### [正文]
● ● ●
理论工作务虚会与毛泽东思想的评价

2022-11-11 06:15肖建平
红广角 2022年4期
关键词:理论界

肖建平

【关键词】理论界;务虚会;毛泽东思想评价;邓小平;四项基本原则

理论界与决策层的良性互动是正确认识和科学评价毛泽东和毛泽东思想一项重要因素。抗日战争和解放战争时期,理论工作者群体对于毛泽东的理论创造、毛泽东思想的形成以及马克思主义中国化、时代化作出了巨大贡献。新中国成立初期,理论工作者对于毛泽东论著和毛泽东思想的研究、传播以及中国共产党的路线方针政策的诠释、宣传发挥了不可或缺的作用。1957年反右派斗争开展后,这种良性互动逐渐陷入沉寂。改革开放初期,得以平反的广大理论工作者继承和弘扬思想先行的时代精神,在宽松民主的氛围中,与中共中央主要领导人保持着密切的交流互动,在历史与现实、理论与实践问题上做了诸多“研究、论证和宣传”①方面的工作,推动中共思想路线和政治路线的拨乱反正。以毛泽东和毛泽东思想评价难题为重点的历史遗留问题的解决亦是该时期互动的硕果之一。1979年1-4月党的理论工作务虚会(简称“务虚会”)正式开启了这场互动的序幕,在某种程度上,为其后《关于建国以来党的若干历史问题的决议》起草工作的开展,提供了思想资源以及舆论上的准备。
● ● ●
### [数据列表]
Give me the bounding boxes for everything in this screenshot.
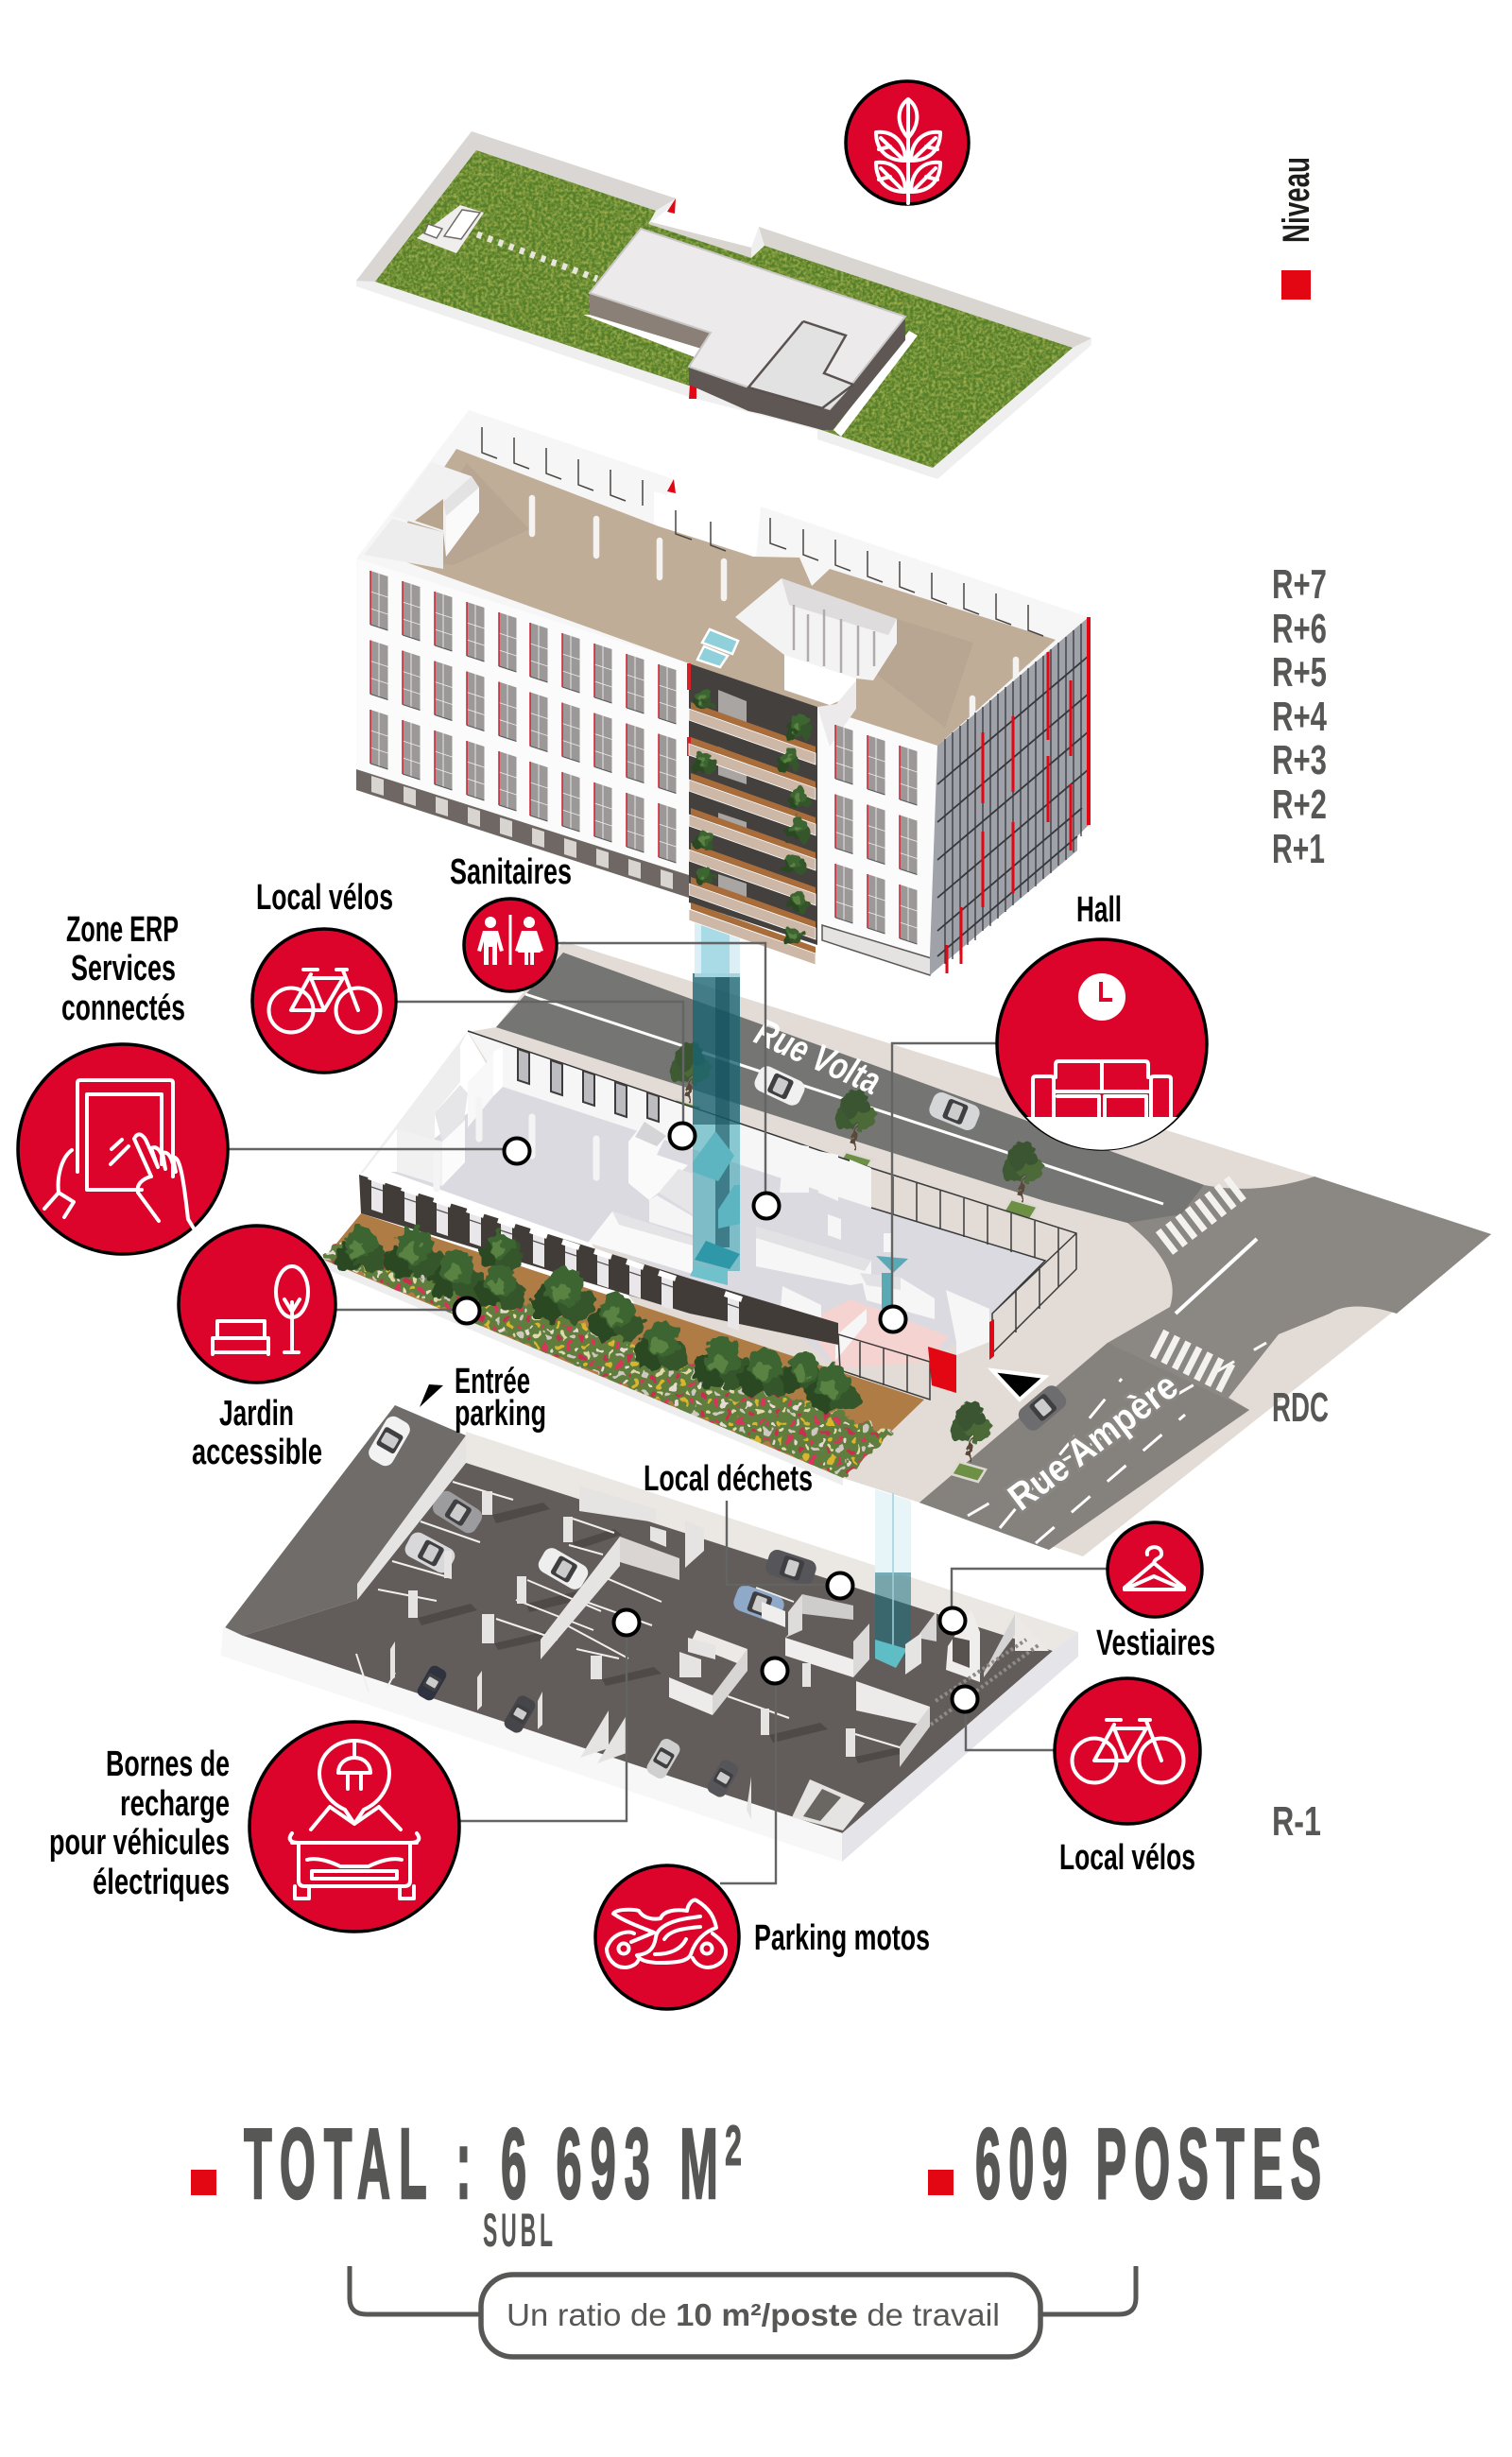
● ● ●
### [任务要求]
把正文里从“2022-11-11 06:15肖建平”到“了思想资源以及舆论上的准备。”的这一段一字不改地摘出来。

### [输出如下]
2022-11-11 06:15肖建平
红广角 2022年4期
关键词:理论界

肖建平

【关键词】理论界;务虚会;毛泽东思想评价;邓小平;四项基本原则

理论界与决策层的良性互动是正确认识和科学评价毛泽东和毛泽东思想一项重要因素。抗日战争和解放战争时期,理论工作者群体对于毛泽东的理论创造、毛泽东思想的形成以及马克思主义中国化、时代化作出了巨大贡献。新中国成立初期,理论工作者对于毛泽东论著和毛泽东思想的研究、传播以及中国共产党的路线方针政策的诠释、宣传发挥了不可或缺的作用。1957年反右派斗争开展后,这种良性互动逐渐陷入沉寂。改革开放初期,得以平反的广大理论工作者继承和弘扬思想先行的时代精神,在宽松民主的氛围中,与中共中央主要领导人保持着密切的交流互动,在历史与现实、理论与实践问题上做了诸多“研究、论证和宣传”①方面的工作,推动中共思想路线和政治路线的拨乱反正。以毛泽东和毛泽东思想评价难题为重点的历史遗留问题的解决亦是该时期互动的硕果之一。1979年1-4月党的理论工作务虚会(简称“务虚会”)正式开启了这场互动的序幕,在某种程度上,为其后《关于建国以来党的若干历史问题的决议》起草工作的开展,提供了思想资源以及舆论上的准备。